_Written problem_. Copy out each line that includes the word "JSON".

_Data for the task_.
begin
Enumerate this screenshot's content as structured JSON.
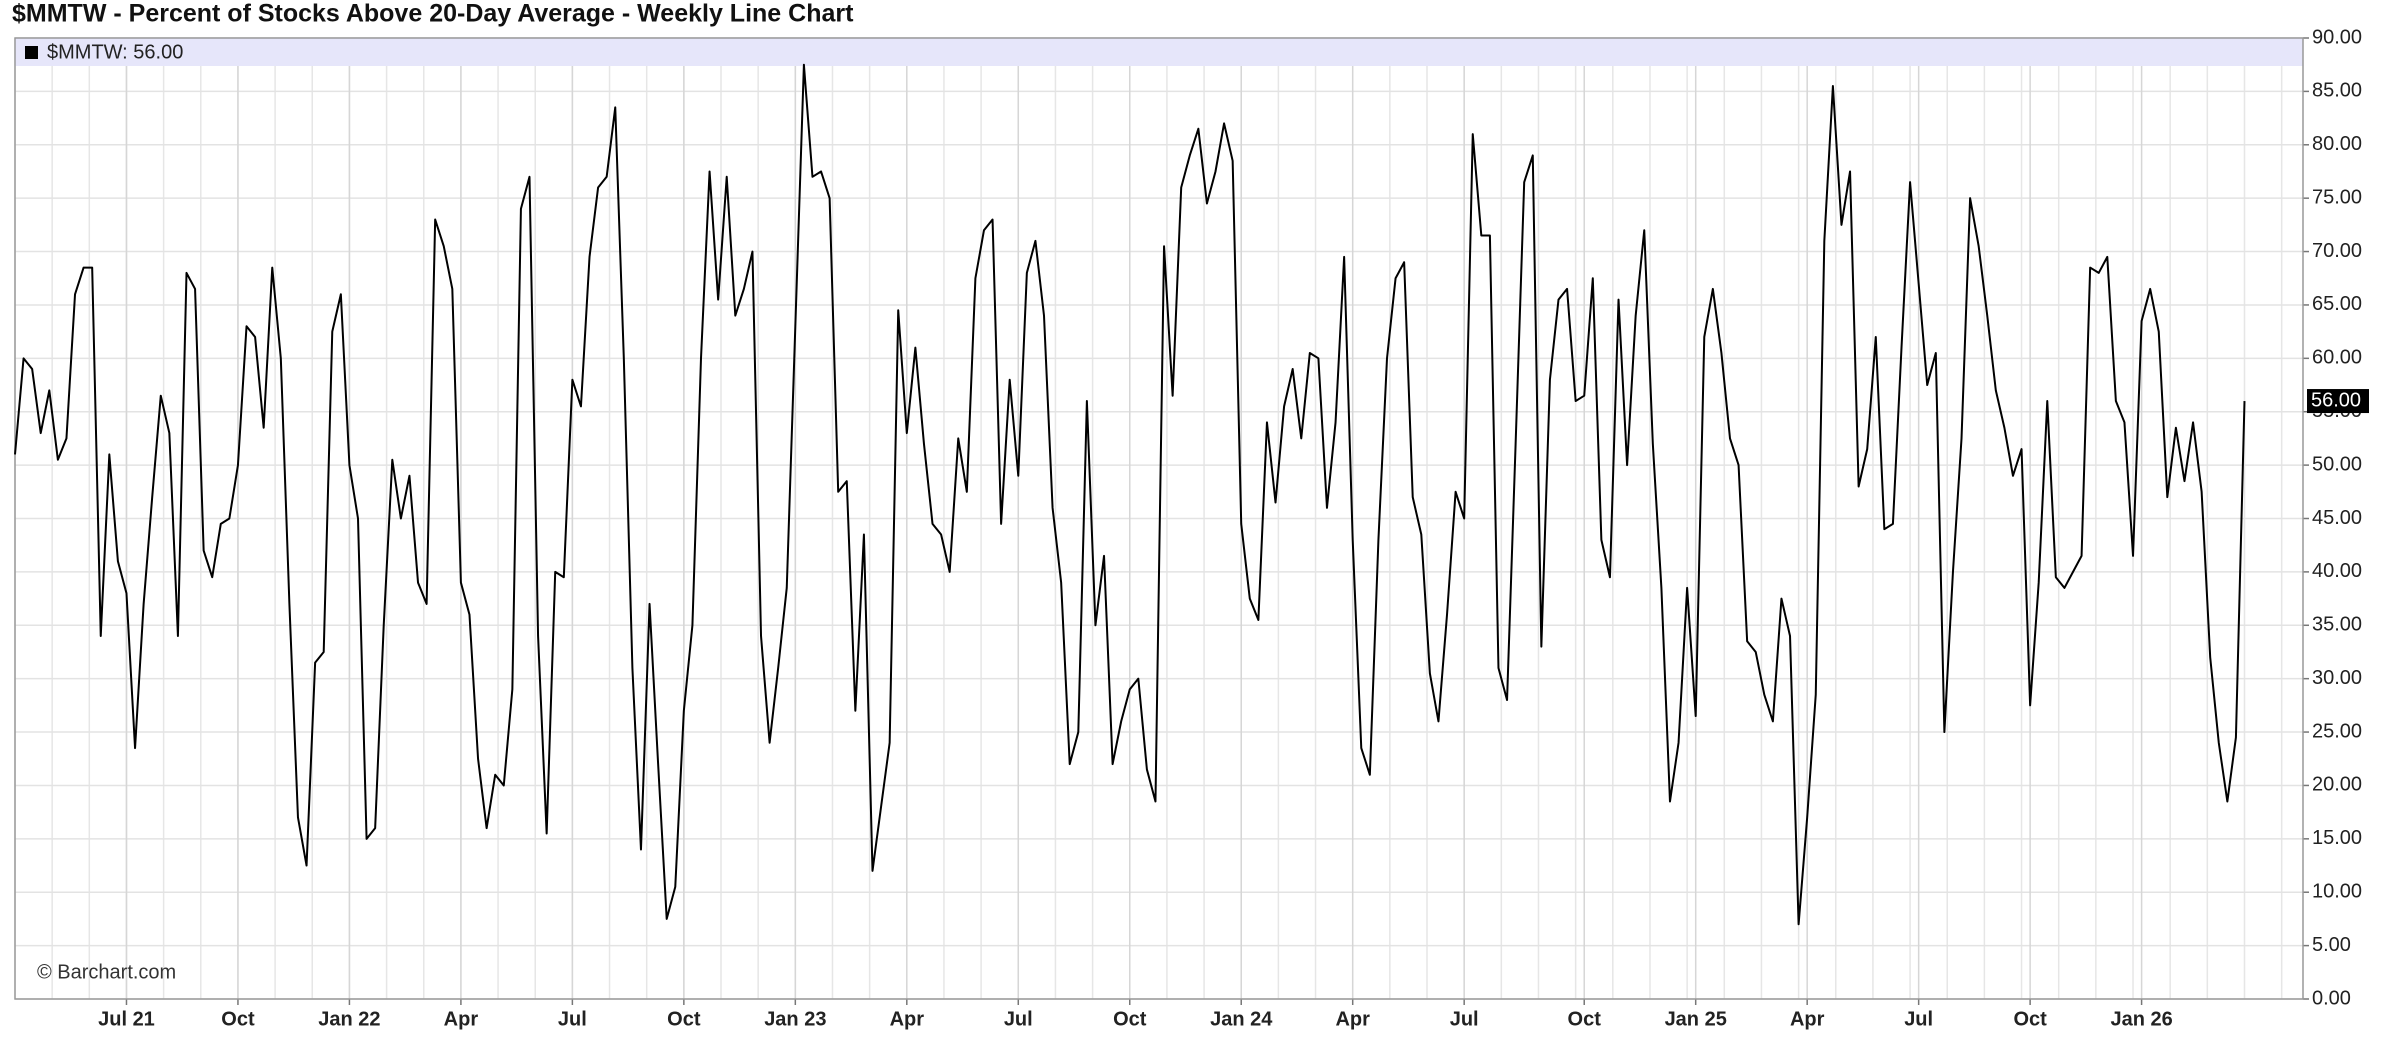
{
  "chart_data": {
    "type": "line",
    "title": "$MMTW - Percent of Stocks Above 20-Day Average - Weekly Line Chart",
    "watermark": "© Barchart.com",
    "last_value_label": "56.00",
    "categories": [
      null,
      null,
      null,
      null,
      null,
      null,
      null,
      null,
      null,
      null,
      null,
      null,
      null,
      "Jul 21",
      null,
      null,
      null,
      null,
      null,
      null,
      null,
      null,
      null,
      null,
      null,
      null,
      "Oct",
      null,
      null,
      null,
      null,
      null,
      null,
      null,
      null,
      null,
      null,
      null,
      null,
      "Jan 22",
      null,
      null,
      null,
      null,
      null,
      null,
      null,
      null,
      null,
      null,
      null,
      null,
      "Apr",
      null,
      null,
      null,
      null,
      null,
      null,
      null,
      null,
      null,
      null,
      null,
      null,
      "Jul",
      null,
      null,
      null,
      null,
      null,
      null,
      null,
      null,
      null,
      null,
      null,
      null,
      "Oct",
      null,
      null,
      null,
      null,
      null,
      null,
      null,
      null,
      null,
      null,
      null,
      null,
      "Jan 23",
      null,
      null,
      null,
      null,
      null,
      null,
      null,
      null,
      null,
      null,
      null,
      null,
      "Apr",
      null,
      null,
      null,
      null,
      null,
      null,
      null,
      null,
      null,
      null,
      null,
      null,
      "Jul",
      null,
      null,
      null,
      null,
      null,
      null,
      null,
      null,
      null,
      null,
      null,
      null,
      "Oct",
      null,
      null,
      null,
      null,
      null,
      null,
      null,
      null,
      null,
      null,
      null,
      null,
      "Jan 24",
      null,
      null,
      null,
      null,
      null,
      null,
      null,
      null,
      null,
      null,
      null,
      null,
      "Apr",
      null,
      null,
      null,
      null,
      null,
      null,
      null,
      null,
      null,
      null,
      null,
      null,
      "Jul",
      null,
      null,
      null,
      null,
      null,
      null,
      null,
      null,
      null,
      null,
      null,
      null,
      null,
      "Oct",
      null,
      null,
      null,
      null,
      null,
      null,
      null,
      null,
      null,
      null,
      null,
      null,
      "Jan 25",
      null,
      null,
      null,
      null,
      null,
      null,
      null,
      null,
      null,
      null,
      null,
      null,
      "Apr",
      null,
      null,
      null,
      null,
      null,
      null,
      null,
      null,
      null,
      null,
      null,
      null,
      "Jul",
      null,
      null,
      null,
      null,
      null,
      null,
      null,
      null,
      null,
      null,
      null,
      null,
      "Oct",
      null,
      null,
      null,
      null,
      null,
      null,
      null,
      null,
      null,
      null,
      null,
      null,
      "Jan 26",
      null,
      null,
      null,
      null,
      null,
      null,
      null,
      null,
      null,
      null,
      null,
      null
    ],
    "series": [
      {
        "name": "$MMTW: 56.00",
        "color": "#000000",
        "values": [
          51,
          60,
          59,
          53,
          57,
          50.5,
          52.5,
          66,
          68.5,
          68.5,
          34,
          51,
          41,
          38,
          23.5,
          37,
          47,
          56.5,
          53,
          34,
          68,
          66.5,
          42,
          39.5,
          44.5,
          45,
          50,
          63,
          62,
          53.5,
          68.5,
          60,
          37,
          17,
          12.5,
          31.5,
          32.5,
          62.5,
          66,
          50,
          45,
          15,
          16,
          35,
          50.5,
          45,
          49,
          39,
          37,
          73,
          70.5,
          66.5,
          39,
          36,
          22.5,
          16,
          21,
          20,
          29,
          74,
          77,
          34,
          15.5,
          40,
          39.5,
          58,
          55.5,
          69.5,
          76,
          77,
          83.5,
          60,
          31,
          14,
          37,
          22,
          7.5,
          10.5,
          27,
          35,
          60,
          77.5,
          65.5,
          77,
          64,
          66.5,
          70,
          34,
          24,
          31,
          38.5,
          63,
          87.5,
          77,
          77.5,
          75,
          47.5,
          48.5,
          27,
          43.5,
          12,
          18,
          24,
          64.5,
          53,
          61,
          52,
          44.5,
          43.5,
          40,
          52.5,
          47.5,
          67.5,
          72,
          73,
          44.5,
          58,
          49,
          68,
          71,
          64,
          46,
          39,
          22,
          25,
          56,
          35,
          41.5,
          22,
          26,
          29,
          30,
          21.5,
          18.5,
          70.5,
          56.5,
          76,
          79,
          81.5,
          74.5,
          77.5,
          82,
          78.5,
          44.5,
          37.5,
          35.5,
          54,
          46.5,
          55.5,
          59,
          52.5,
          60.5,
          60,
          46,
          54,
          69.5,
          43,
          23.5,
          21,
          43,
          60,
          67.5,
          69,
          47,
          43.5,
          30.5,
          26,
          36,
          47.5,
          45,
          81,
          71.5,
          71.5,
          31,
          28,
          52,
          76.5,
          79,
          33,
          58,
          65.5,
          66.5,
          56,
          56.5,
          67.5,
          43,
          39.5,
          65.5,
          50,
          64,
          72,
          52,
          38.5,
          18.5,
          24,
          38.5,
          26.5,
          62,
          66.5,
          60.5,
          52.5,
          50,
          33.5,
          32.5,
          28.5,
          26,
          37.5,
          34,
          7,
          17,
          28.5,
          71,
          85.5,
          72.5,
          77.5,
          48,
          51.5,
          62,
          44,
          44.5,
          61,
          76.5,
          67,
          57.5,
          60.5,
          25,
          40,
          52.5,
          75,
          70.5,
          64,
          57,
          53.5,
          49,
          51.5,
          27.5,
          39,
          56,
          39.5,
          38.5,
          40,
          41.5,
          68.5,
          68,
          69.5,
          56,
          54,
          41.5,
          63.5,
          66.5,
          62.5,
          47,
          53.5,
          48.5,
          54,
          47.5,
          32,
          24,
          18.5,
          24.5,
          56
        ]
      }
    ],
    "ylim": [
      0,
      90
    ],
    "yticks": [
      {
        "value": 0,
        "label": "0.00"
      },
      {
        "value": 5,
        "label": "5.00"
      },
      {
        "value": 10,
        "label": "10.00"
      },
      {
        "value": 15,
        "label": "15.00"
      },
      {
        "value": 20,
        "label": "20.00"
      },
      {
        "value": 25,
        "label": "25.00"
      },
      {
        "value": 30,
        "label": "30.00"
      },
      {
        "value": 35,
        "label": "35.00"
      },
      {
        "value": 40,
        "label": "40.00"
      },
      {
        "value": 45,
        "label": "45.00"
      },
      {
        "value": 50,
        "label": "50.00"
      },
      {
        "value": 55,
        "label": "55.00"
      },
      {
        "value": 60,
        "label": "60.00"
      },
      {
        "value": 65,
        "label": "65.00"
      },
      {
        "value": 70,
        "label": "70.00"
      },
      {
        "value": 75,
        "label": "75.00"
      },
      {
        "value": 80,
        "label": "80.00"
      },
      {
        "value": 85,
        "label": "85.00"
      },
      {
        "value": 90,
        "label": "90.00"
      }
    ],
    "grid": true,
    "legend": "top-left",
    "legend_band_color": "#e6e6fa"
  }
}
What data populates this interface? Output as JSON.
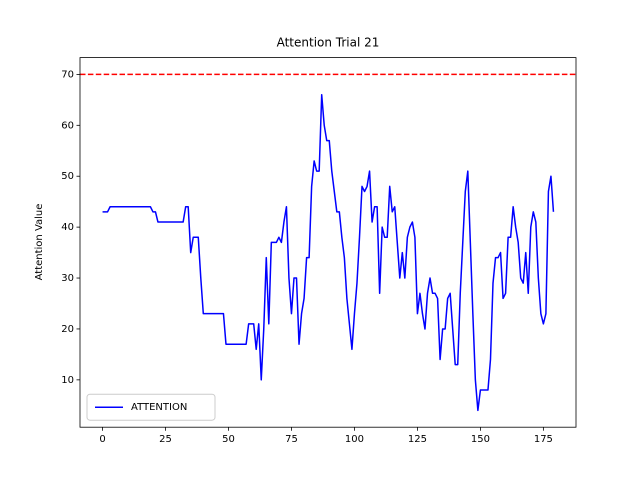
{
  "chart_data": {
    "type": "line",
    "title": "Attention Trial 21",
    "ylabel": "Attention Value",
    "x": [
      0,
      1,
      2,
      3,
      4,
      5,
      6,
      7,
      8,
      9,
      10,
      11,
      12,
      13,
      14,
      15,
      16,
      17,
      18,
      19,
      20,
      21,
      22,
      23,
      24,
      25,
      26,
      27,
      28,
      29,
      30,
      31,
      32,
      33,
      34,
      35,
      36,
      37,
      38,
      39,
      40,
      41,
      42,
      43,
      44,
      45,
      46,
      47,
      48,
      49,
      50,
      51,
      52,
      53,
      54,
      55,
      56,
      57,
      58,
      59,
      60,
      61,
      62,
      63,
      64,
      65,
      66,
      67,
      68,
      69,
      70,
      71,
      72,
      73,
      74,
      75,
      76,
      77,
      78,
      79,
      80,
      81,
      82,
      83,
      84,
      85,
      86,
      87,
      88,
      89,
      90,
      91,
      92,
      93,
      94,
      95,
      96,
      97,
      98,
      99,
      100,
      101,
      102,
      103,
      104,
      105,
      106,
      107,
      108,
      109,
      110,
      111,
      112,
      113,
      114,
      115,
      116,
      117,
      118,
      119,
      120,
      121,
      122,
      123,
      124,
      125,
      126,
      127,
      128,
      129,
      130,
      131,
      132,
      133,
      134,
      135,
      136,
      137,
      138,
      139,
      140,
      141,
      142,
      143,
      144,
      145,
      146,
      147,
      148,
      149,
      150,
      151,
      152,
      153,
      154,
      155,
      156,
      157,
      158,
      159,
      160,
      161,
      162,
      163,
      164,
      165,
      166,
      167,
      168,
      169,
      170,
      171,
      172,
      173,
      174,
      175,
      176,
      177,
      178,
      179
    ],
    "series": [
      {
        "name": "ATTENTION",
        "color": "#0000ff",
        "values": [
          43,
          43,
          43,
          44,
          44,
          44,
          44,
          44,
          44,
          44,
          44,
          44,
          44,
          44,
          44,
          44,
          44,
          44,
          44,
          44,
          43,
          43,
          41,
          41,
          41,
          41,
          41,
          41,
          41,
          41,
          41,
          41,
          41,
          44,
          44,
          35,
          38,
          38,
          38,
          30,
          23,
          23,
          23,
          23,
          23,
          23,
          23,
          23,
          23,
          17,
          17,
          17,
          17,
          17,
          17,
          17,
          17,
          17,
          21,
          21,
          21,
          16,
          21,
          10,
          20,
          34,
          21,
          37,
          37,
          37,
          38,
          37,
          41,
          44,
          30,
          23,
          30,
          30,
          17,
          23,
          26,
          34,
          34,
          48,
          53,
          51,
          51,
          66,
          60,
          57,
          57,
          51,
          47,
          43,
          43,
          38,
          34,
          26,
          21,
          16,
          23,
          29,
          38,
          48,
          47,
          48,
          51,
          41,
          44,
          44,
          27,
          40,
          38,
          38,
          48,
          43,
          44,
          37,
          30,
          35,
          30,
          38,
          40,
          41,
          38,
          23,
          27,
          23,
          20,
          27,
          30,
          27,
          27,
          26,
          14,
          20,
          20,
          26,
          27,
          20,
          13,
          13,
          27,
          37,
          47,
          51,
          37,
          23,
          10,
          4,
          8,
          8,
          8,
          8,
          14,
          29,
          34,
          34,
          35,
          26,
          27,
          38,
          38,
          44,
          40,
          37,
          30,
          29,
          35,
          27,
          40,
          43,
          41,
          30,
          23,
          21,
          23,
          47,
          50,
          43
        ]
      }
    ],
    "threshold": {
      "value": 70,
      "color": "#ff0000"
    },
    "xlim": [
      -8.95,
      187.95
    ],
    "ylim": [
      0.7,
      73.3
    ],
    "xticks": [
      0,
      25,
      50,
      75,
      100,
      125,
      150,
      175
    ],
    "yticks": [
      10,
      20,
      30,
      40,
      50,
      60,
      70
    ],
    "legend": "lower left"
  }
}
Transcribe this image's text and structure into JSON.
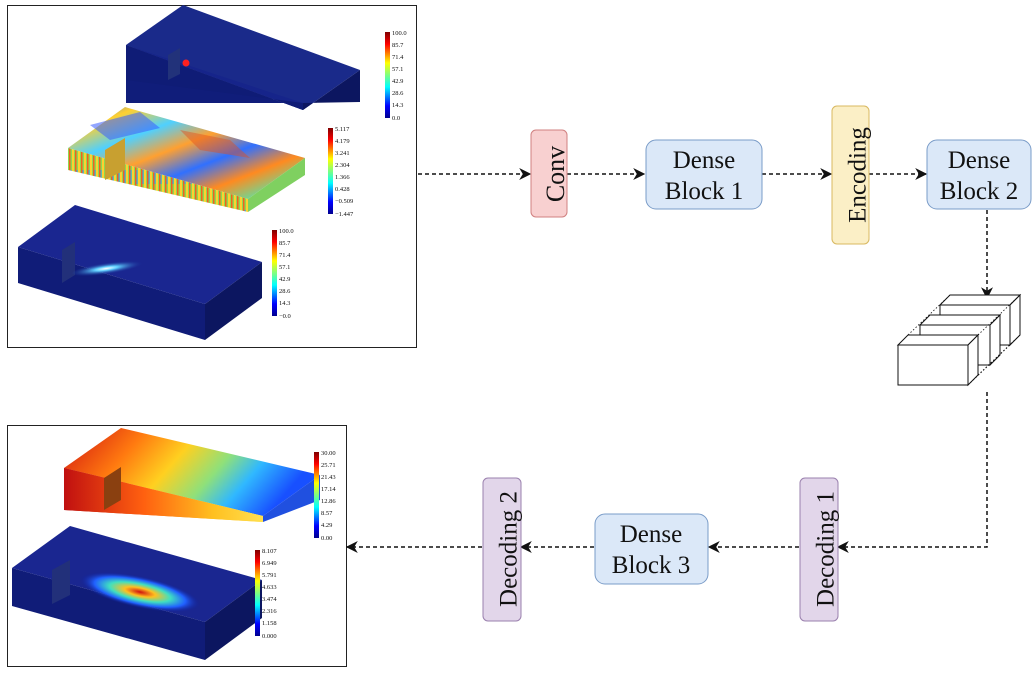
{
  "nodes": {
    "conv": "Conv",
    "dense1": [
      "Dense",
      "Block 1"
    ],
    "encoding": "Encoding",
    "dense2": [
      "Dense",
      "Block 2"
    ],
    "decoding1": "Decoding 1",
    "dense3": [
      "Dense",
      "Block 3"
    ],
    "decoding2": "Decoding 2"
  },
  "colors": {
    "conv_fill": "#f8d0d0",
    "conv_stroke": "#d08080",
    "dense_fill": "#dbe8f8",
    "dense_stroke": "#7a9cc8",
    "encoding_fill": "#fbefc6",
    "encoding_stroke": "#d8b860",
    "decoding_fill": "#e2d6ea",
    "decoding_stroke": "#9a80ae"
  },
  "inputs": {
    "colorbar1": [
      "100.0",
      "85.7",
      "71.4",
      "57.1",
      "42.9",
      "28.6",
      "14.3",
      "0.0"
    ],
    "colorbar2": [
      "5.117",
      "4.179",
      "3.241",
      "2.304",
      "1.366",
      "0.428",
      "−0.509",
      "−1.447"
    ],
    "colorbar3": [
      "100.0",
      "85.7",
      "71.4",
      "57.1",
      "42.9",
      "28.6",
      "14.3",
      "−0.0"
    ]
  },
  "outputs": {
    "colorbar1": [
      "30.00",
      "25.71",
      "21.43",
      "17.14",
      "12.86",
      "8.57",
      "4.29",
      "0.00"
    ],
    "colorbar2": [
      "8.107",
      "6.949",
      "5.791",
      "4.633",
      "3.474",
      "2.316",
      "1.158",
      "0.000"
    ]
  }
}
end
_Solved problem_.
Enumerate this screenshot's content as structured JSON.
What data populates this interface? Output as JSON.
Transcribe this image's text and structure into JSON.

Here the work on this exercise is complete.